Data for this exercise.
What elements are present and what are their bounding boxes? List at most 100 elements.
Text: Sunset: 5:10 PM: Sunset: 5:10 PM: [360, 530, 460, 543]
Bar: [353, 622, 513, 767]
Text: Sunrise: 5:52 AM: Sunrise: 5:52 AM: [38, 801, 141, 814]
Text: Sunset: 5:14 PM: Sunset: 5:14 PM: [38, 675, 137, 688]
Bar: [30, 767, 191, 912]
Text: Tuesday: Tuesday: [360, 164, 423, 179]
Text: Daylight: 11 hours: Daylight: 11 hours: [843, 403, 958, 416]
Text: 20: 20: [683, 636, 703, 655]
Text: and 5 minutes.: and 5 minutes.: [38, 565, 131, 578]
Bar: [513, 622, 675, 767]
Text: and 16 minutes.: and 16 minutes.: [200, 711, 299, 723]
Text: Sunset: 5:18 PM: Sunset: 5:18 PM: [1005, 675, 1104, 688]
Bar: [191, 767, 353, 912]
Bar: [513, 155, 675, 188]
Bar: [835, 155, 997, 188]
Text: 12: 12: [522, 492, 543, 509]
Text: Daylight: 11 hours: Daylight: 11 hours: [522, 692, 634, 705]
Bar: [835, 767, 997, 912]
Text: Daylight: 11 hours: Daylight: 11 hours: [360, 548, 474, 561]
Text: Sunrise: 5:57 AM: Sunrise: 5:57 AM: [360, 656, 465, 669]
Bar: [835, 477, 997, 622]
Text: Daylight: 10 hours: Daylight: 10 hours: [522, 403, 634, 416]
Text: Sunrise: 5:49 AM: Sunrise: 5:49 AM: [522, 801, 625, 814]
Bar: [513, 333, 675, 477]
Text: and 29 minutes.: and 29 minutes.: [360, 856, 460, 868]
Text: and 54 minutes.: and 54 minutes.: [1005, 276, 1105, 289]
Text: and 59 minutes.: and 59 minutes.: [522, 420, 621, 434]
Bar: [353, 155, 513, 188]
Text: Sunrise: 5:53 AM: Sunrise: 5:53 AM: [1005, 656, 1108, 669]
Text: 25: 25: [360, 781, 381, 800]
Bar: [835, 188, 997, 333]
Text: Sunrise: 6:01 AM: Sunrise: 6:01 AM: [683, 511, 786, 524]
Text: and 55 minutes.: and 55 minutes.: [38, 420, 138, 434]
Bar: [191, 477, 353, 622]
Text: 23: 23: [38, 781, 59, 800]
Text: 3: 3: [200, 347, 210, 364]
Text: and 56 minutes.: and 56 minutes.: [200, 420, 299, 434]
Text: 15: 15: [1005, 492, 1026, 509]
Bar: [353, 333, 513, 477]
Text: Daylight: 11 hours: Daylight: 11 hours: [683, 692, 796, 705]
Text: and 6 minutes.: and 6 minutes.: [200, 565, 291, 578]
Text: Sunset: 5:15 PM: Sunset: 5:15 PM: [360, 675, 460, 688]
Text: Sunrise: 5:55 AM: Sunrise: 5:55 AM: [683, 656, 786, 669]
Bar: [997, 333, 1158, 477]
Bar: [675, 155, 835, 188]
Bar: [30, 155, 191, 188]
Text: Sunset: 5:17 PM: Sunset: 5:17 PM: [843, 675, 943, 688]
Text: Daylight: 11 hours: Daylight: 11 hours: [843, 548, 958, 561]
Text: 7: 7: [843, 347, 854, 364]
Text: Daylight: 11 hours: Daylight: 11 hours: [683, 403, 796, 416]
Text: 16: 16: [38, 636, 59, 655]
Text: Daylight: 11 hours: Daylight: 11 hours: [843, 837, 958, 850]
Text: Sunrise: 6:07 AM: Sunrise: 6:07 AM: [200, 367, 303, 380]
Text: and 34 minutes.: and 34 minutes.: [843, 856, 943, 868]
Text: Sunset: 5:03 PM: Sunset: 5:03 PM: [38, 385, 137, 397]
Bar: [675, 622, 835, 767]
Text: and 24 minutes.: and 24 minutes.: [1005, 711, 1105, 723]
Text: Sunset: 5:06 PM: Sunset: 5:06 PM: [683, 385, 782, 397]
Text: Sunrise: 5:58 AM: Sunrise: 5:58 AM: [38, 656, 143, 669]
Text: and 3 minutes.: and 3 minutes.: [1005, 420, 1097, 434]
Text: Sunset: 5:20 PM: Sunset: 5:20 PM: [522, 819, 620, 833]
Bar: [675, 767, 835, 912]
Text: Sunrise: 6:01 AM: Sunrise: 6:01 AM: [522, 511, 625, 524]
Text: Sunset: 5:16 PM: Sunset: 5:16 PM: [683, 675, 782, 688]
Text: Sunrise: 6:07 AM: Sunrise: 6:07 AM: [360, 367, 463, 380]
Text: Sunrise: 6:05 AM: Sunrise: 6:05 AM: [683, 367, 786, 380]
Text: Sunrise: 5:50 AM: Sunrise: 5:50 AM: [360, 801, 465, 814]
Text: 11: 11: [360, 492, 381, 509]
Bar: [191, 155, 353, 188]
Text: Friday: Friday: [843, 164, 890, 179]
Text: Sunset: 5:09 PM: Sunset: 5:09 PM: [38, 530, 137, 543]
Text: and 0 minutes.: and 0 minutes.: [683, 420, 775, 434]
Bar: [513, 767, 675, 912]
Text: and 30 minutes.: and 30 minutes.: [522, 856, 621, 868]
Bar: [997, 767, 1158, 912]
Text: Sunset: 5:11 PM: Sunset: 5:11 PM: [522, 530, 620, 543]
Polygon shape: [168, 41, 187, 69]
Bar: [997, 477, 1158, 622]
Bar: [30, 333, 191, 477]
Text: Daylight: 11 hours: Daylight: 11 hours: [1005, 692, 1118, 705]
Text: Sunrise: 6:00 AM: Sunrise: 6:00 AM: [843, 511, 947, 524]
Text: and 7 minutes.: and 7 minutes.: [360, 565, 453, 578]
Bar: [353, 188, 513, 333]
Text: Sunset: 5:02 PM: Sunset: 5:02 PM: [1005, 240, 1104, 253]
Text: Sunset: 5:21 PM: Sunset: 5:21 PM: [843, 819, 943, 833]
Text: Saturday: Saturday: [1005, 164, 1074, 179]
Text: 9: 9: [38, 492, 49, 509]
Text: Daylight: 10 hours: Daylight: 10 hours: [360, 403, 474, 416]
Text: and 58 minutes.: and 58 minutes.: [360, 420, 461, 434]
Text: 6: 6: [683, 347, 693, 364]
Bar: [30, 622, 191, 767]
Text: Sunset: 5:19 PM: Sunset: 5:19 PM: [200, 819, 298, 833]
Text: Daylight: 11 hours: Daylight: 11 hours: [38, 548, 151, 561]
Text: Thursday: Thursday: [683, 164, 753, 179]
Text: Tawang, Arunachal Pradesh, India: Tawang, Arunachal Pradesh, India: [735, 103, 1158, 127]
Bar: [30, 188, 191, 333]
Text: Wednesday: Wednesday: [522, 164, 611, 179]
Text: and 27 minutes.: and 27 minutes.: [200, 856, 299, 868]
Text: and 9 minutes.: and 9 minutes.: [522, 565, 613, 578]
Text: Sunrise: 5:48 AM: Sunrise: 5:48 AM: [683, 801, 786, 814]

Task requirements. Copy every line of the data above word for word, keeping its order and leaving nothing out.

Response below.
What elements are present and what are their bounding boxes? List at most 100 elements.
Text: Sunset: 5:10 PM: Sunset: 5:10 PM: [360, 530, 460, 543]
Bar: [353, 622, 513, 767]
Text: Sunrise: 5:52 AM: Sunrise: 5:52 AM: [38, 801, 141, 814]
Text: Sunset: 5:14 PM: Sunset: 5:14 PM: [38, 675, 137, 688]
Bar: [30, 767, 191, 912]
Text: Tuesday: Tuesday: [360, 164, 423, 179]
Text: Daylight: 11 hours: Daylight: 11 hours: [843, 403, 958, 416]
Text: 20: 20: [683, 636, 703, 655]
Text: and 5 minutes.: and 5 minutes.: [38, 565, 131, 578]
Bar: [513, 622, 675, 767]
Text: and 16 minutes.: and 16 minutes.: [200, 711, 299, 723]
Text: Sunset: 5:18 PM: Sunset: 5:18 PM: [1005, 675, 1104, 688]
Bar: [191, 767, 353, 912]
Bar: [513, 155, 675, 188]
Bar: [835, 155, 997, 188]
Text: 12: 12: [522, 492, 543, 509]
Text: Daylight: 11 hours: Daylight: 11 hours: [522, 692, 634, 705]
Bar: [835, 767, 997, 912]
Text: Daylight: 11 hours: Daylight: 11 hours: [360, 548, 474, 561]
Text: Sunrise: 5:57 AM: Sunrise: 5:57 AM: [360, 656, 465, 669]
Bar: [835, 477, 997, 622]
Text: Daylight: 10 hours: Daylight: 10 hours: [522, 403, 634, 416]
Text: Sunrise: 5:49 AM: Sunrise: 5:49 AM: [522, 801, 625, 814]
Bar: [513, 333, 675, 477]
Text: and 29 minutes.: and 29 minutes.: [360, 856, 460, 868]
Text: and 54 minutes.: and 54 minutes.: [1005, 276, 1105, 289]
Text: and 59 minutes.: and 59 minutes.: [522, 420, 621, 434]
Bar: [353, 155, 513, 188]
Text: Sunrise: 5:53 AM: Sunrise: 5:53 AM: [1005, 656, 1108, 669]
Text: 25: 25: [360, 781, 381, 800]
Bar: [835, 188, 997, 333]
Text: Sunrise: 6:01 AM: Sunrise: 6:01 AM: [683, 511, 786, 524]
Text: and 55 minutes.: and 55 minutes.: [38, 420, 138, 434]
Bar: [191, 477, 353, 622]
Text: 23: 23: [38, 781, 59, 800]
Text: 3: 3: [200, 347, 210, 364]
Text: and 56 minutes.: and 56 minutes.: [200, 420, 299, 434]
Text: 15: 15: [1005, 492, 1026, 509]
Bar: [353, 333, 513, 477]
Text: Daylight: 11 hours: Daylight: 11 hours: [683, 692, 796, 705]
Text: and 6 minutes.: and 6 minutes.: [200, 565, 291, 578]
Text: Sunset: 5:15 PM: Sunset: 5:15 PM: [360, 675, 460, 688]
Text: Sunrise: 5:55 AM: Sunrise: 5:55 AM: [683, 656, 786, 669]
Bar: [997, 333, 1158, 477]
Bar: [675, 155, 835, 188]
Bar: [30, 155, 191, 188]
Text: Sunset: 5:17 PM: Sunset: 5:17 PM: [843, 675, 943, 688]
Text: Daylight: 11 hours: Daylight: 11 hours: [843, 548, 958, 561]
Text: 7: 7: [843, 347, 854, 364]
Text: Daylight: 11 hours: Daylight: 11 hours: [683, 403, 796, 416]
Text: 16: 16: [38, 636, 59, 655]
Text: Daylight: 11 hours: Daylight: 11 hours: [843, 837, 958, 850]
Text: Sunrise: 6:07 AM: Sunrise: 6:07 AM: [200, 367, 303, 380]
Text: and 34 minutes.: and 34 minutes.: [843, 856, 943, 868]
Text: Sunset: 5:03 PM: Sunset: 5:03 PM: [38, 385, 137, 397]
Bar: [675, 622, 835, 767]
Text: and 24 minutes.: and 24 minutes.: [1005, 711, 1105, 723]
Text: Sunset: 5:06 PM: Sunset: 5:06 PM: [683, 385, 782, 397]
Text: Sunrise: 5:58 AM: Sunrise: 5:58 AM: [38, 656, 143, 669]
Text: and 3 minutes.: and 3 minutes.: [1005, 420, 1097, 434]
Text: Sunset: 5:20 PM: Sunset: 5:20 PM: [522, 819, 620, 833]
Bar: [675, 767, 835, 912]
Text: Sunrise: 6:01 AM: Sunrise: 6:01 AM: [522, 511, 625, 524]
Text: Sunset: 5:16 PM: Sunset: 5:16 PM: [683, 675, 782, 688]
Text: Sunrise: 6:07 AM: Sunrise: 6:07 AM: [360, 367, 463, 380]
Text: Sunrise: 6:05 AM: Sunrise: 6:05 AM: [683, 367, 786, 380]
Text: Sunrise: 5:50 AM: Sunrise: 5:50 AM: [360, 801, 465, 814]
Text: 11: 11: [360, 492, 381, 509]
Bar: [191, 155, 353, 188]
Text: Friday: Friday: [843, 164, 890, 179]
Text: Sunset: 5:09 PM: Sunset: 5:09 PM: [38, 530, 137, 543]
Text: and 0 minutes.: and 0 minutes.: [683, 420, 775, 434]
Bar: [513, 767, 675, 912]
Text: and 30 minutes.: and 30 minutes.: [522, 856, 621, 868]
Bar: [997, 767, 1158, 912]
Text: Sunset: 5:11 PM: Sunset: 5:11 PM: [522, 530, 620, 543]
Polygon shape: [168, 41, 187, 69]
Bar: [997, 477, 1158, 622]
Bar: [30, 333, 191, 477]
Text: Daylight: 11 hours: Daylight: 11 hours: [1005, 692, 1118, 705]
Text: Sunrise: 6:00 AM: Sunrise: 6:00 AM: [843, 511, 947, 524]
Text: and 7 minutes.: and 7 minutes.: [360, 565, 453, 578]
Bar: [353, 188, 513, 333]
Text: Sunset: 5:02 PM: Sunset: 5:02 PM: [1005, 240, 1104, 253]
Text: Sunset: 5:21 PM: Sunset: 5:21 PM: [843, 819, 943, 833]
Text: Saturday: Saturday: [1005, 164, 1074, 179]
Text: 9: 9: [38, 492, 49, 509]
Text: Daylight: 10 hours: Daylight: 10 hours: [360, 403, 474, 416]
Text: and 58 minutes.: and 58 minutes.: [360, 420, 461, 434]
Text: 6: 6: [683, 347, 693, 364]
Bar: [30, 622, 191, 767]
Text: Sunset: 5:19 PM: Sunset: 5:19 PM: [200, 819, 298, 833]
Text: Daylight: 11 hours: Daylight: 11 hours: [38, 548, 151, 561]
Text: Thursday: Thursday: [683, 164, 753, 179]
Text: Tawang, Arunachal Pradesh, India: Tawang, Arunachal Pradesh, India: [735, 103, 1158, 127]
Bar: [30, 188, 191, 333]
Text: Wednesday: Wednesday: [522, 164, 611, 179]
Text: and 27 minutes.: and 27 minutes.: [200, 856, 299, 868]
Text: and 9 minutes.: and 9 minutes.: [522, 565, 613, 578]
Text: Sunrise: 5:48 AM: Sunrise: 5:48 AM: [683, 801, 786, 814]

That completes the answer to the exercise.